Source data
□ □ □ □ □
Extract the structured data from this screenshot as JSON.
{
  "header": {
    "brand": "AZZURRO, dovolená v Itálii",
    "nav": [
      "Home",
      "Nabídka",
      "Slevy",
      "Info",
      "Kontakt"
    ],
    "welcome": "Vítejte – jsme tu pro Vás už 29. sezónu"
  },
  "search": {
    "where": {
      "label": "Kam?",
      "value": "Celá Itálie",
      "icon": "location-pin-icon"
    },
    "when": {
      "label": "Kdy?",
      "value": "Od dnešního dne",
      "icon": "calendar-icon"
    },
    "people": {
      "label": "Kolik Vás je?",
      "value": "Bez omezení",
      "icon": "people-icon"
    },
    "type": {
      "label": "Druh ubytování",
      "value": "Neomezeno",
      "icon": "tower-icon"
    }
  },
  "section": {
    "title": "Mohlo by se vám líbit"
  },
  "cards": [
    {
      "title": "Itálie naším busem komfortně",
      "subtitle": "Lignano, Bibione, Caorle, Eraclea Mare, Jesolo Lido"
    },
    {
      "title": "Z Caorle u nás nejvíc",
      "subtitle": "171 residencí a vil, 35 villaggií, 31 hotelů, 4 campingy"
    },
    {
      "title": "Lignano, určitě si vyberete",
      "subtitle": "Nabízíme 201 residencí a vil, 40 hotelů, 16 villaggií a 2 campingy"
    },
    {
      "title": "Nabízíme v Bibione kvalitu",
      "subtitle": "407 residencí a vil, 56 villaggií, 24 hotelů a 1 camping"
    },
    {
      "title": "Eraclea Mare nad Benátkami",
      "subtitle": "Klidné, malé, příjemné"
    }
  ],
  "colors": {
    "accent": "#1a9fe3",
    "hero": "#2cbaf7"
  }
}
□ □ □ □ □
Extract the data in full. Keep it word for word.

_EXPECTED ANSWER_
Extract the structured data from this screenshot as JSON.
{
  "header": {
    "brand": "AZZURRO, dovolená v Itálii",
    "nav": [
      "Home",
      "Nabídka",
      "Slevy",
      "Info",
      "Kontakt"
    ],
    "welcome": "Vítejte – jsme tu pro Vás už 29. sezónu"
  },
  "search": {
    "where": {
      "label": "Kam?",
      "value": "Celá Itálie",
      "icon": "location-pin-icon"
    },
    "when": {
      "label": "Kdy?",
      "value": "Od dnešního dne",
      "icon": "calendar-icon"
    },
    "people": {
      "label": "Kolik Vás je?",
      "value": "Bez omezení",
      "icon": "people-icon"
    },
    "type": {
      "label": "Druh ubytování",
      "value": "Neomezeno",
      "icon": "tower-icon"
    }
  },
  "section": {
    "title": "Mohlo by se vám líbit"
  },
  "cards": [
    {
      "title": "Itálie naším busem komfortně",
      "subtitle": "Lignano, Bibione, Caorle, Eraclea Mare, Jesolo Lido"
    },
    {
      "title": "Z Caorle u nás nejvíc",
      "subtitle": "171 residencí a vil, 35 villaggií, 31 hotelů, 4 campingy"
    },
    {
      "title": "Lignano, určitě si vyberete",
      "subtitle": "Nabízíme 201 residencí a vil, 40 hotelů, 16 villaggií a 2 campingy"
    },
    {
      "title": "Nabízíme v Bibione kvalitu",
      "subtitle": "407 residencí a vil, 56 villaggií, 24 hotelů a 1 camping"
    },
    {
      "title": "Eraclea Mare nad Benátkami",
      "subtitle": "Klidné, malé, příjemné"
    }
  ],
  "colors": {
    "accent": "#1a9fe3",
    "hero": "#2cbaf7"
  }
}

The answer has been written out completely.